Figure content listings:

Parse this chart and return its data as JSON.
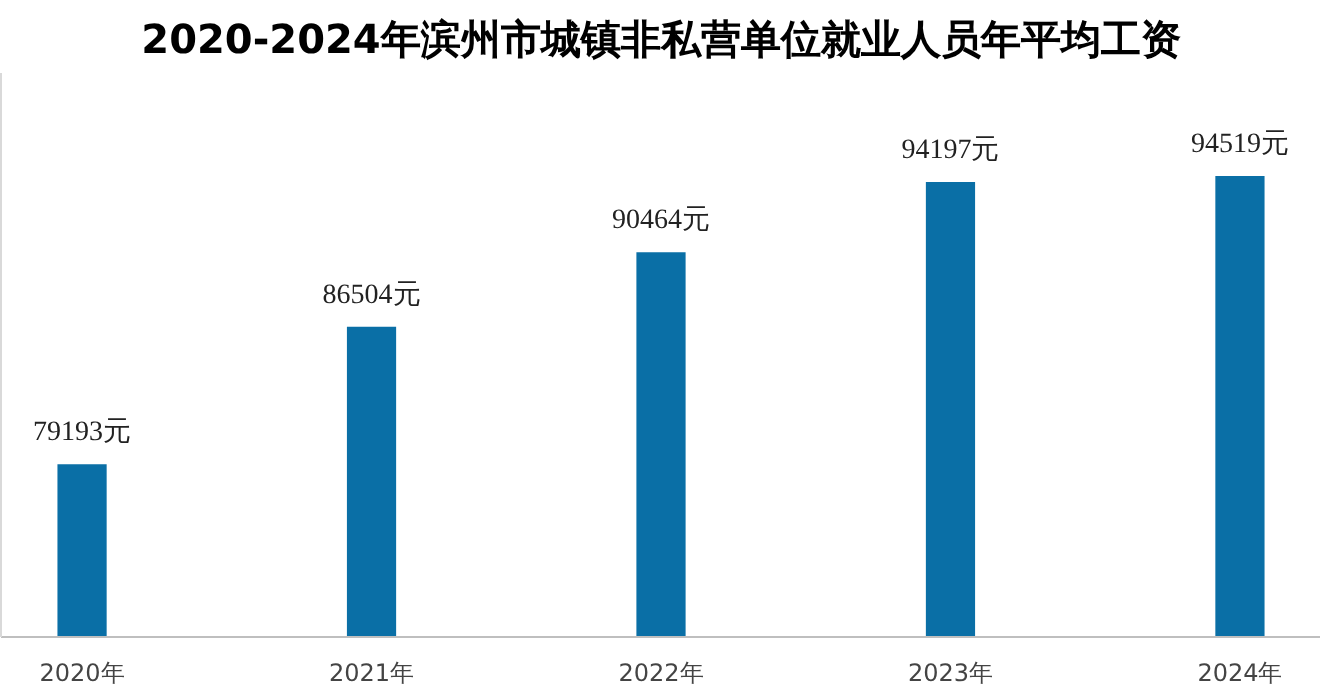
{
  "chart_data": {
    "type": "bar",
    "title": "2020-2024年滨州市城镇非私营单位就业人员年平均工资",
    "categories": [
      "2020年",
      "2021年",
      "2022年",
      "2023年",
      "2024年"
    ],
    "values": [
      79193,
      86504,
      90464,
      94197,
      94519
    ],
    "value_labels": [
      "79193元",
      "86504元",
      "90464元",
      "94197元",
      "94519元"
    ],
    "color": "#0a6fa6",
    "ylim": [
      70000,
      100000
    ],
    "tick_labels": "x",
    "grid": false
  }
}
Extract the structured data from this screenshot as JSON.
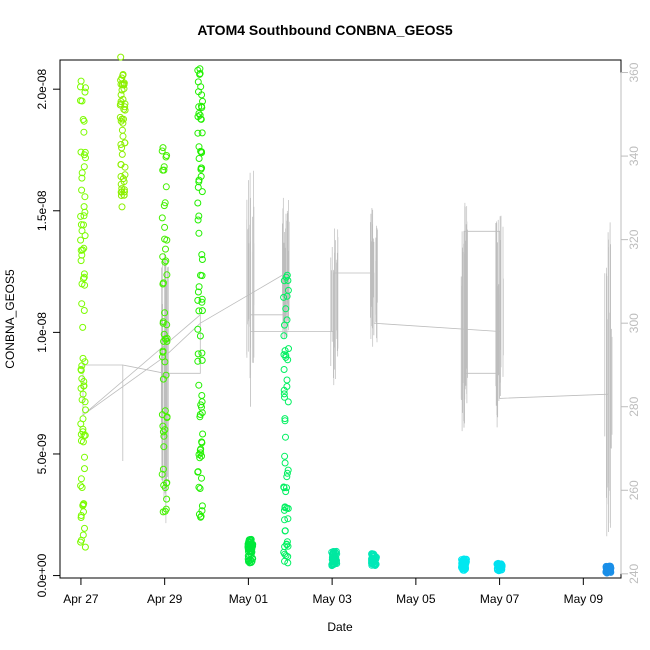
{
  "chart_data": {
    "type": "scatter",
    "title": "ATOM4 Southbound CONBNA_GEOS5",
    "xlabel": "Date",
    "ylabel": "CONBNA_GEOS5",
    "x_ticks": [
      "Apr 27",
      "Apr 29",
      "May 01",
      "May 03",
      "May 05",
      "May 07",
      "May 09"
    ],
    "y_ticks": [
      "0.0e+00",
      "5.0e-09",
      "1.0e-08",
      "1.5e-08",
      "2.0e-08"
    ],
    "y_tick_values": [
      0,
      5e-09,
      1e-08,
      1.5e-08,
      2e-08
    ],
    "y2_ticks": [
      "240",
      "260",
      "280",
      "300",
      "320",
      "340",
      "360"
    ],
    "y2_tick_values": [
      240,
      260,
      280,
      300,
      320,
      340,
      360
    ],
    "x_range_days": [
      -0.5,
      12.9
    ],
    "ylim": [
      -1e-10,
      2.12e-08
    ],
    "y2lim": [
      239,
      363
    ],
    "scatter_clusters": [
      {
        "x": 0.05,
        "ymin": 1.1e-09,
        "ymax": 2.05e-08,
        "color": "#7cfc00",
        "dense": 1
      },
      {
        "x": 1.0,
        "ymin": 1.5e-08,
        "ymax": 2.15e-08,
        "color": "#8cf000",
        "dense": 0.5
      },
      {
        "x": 2.0,
        "ymin": 2.2e-09,
        "ymax": 1.8e-08,
        "color": "#44f000",
        "dense": 0.6
      },
      {
        "x": 2.85,
        "ymin": 2.3e-09,
        "ymax": 2.1e-08,
        "color": "#22f000",
        "dense": 1
      },
      {
        "x": 4.05,
        "ymin": 5e-10,
        "ymax": 1.5e-09,
        "color": "#00e83a",
        "dense": 0.6
      },
      {
        "x": 4.9,
        "ymin": 5e-10,
        "ymax": 1.25e-08,
        "color": "#00f060",
        "dense": 0.6
      },
      {
        "x": 6.05,
        "ymin": 4e-10,
        "ymax": 1e-09,
        "color": "#00e8a0",
        "dense": 0.5
      },
      {
        "x": 7.0,
        "ymin": 4e-10,
        "ymax": 9e-10,
        "color": "#00e8b8",
        "dense": 0.5
      },
      {
        "x": 9.15,
        "ymin": 2e-10,
        "ymax": 7e-10,
        "color": "#00e8f0",
        "dense": 0.5
      },
      {
        "x": 10.0,
        "ymin": 2e-10,
        "ymax": 5e-10,
        "color": "#00e0f0",
        "dense": 0.4
      },
      {
        "x": 12.6,
        "ymin": 1e-10,
        "ymax": 4e-10,
        "color": "#1a8fe8",
        "dense": 0.5
      }
    ],
    "line_segments": [
      [
        0.05,
        278
      ],
      [
        0.05,
        290
      ],
      [
        1.0,
        290
      ],
      [
        1.0,
        267
      ],
      [
        1.0,
        290
      ],
      [
        2.0,
        288
      ],
      [
        2.85,
        288
      ],
      [
        2.85,
        302
      ],
      [
        0.05,
        278
      ],
      [
        2.0,
        292
      ],
      [
        2.85,
        300
      ],
      [
        4.9,
        312
      ],
      [
        4.9,
        302
      ],
      [
        4.05,
        302
      ],
      [
        4.05,
        330
      ],
      [
        4.05,
        280
      ],
      [
        4.05,
        298
      ],
      [
        5.9,
        298
      ],
      [
        6.05,
        298
      ],
      [
        6.05,
        312
      ],
      [
        6.9,
        312
      ],
      [
        7.0,
        312
      ],
      [
        7.0,
        300
      ],
      [
        10.0,
        298
      ],
      [
        10.0,
        288
      ],
      [
        9.15,
        288
      ],
      [
        9.15,
        275
      ],
      [
        9.15,
        322
      ],
      [
        10.0,
        322
      ],
      [
        10.0,
        282
      ],
      [
        12.6,
        283
      ],
      [
        12.6,
        250
      ],
      [
        12.6,
        320
      ]
    ],
    "grid": false,
    "series_colors": {
      "right_axis_line": "#bdbdbd"
    }
  }
}
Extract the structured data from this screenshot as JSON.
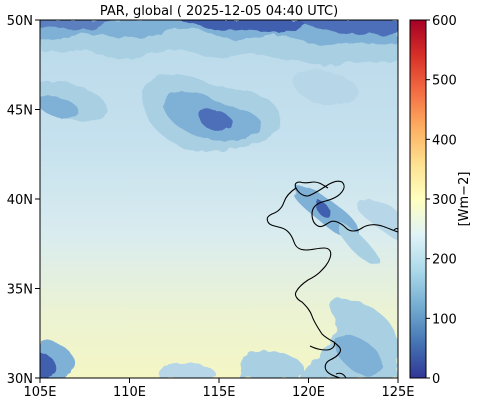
{
  "title": "PAR, global ( 2025-12-05 04:40 UTC)",
  "map": {
    "lon_range": [
      105,
      125
    ],
    "lat_range": [
      30,
      50
    ],
    "x_ticks": [
      {
        "value": 105,
        "label": "105E"
      },
      {
        "value": 110,
        "label": "110E"
      },
      {
        "value": 115,
        "label": "115E"
      },
      {
        "value": 120,
        "label": "120E"
      },
      {
        "value": 125,
        "label": "125E"
      }
    ],
    "y_ticks": [
      {
        "value": 50,
        "label": "50N"
      },
      {
        "value": 45,
        "label": "45N"
      },
      {
        "value": 40,
        "label": "40N"
      },
      {
        "value": 35,
        "label": "35N"
      },
      {
        "value": 30,
        "label": "30N"
      }
    ]
  },
  "colorbar": {
    "label": "[Wm−2]",
    "range": [
      0,
      600
    ],
    "colormap": "RdYlBu_r",
    "ticks": [
      {
        "value": 600,
        "label": "600"
      },
      {
        "value": 500,
        "label": "500"
      },
      {
        "value": 400,
        "label": "400"
      },
      {
        "value": 300,
        "label": "300"
      },
      {
        "value": 200,
        "label": "200"
      },
      {
        "value": 100,
        "label": "100"
      },
      {
        "value": 0,
        "label": "0"
      }
    ]
  },
  "colors": {
    "clear_sky": "#cfe6ee",
    "thin_cloud": "#a9cfe3",
    "cloud": "#7fb0d6",
    "thick_cloud": "#3f5fae",
    "south_haze": "#f3f6c6",
    "coastline": "#000000"
  }
}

Your task:
A single figure is required: the number of lines above in which the word "title" occurs.

Task result:
3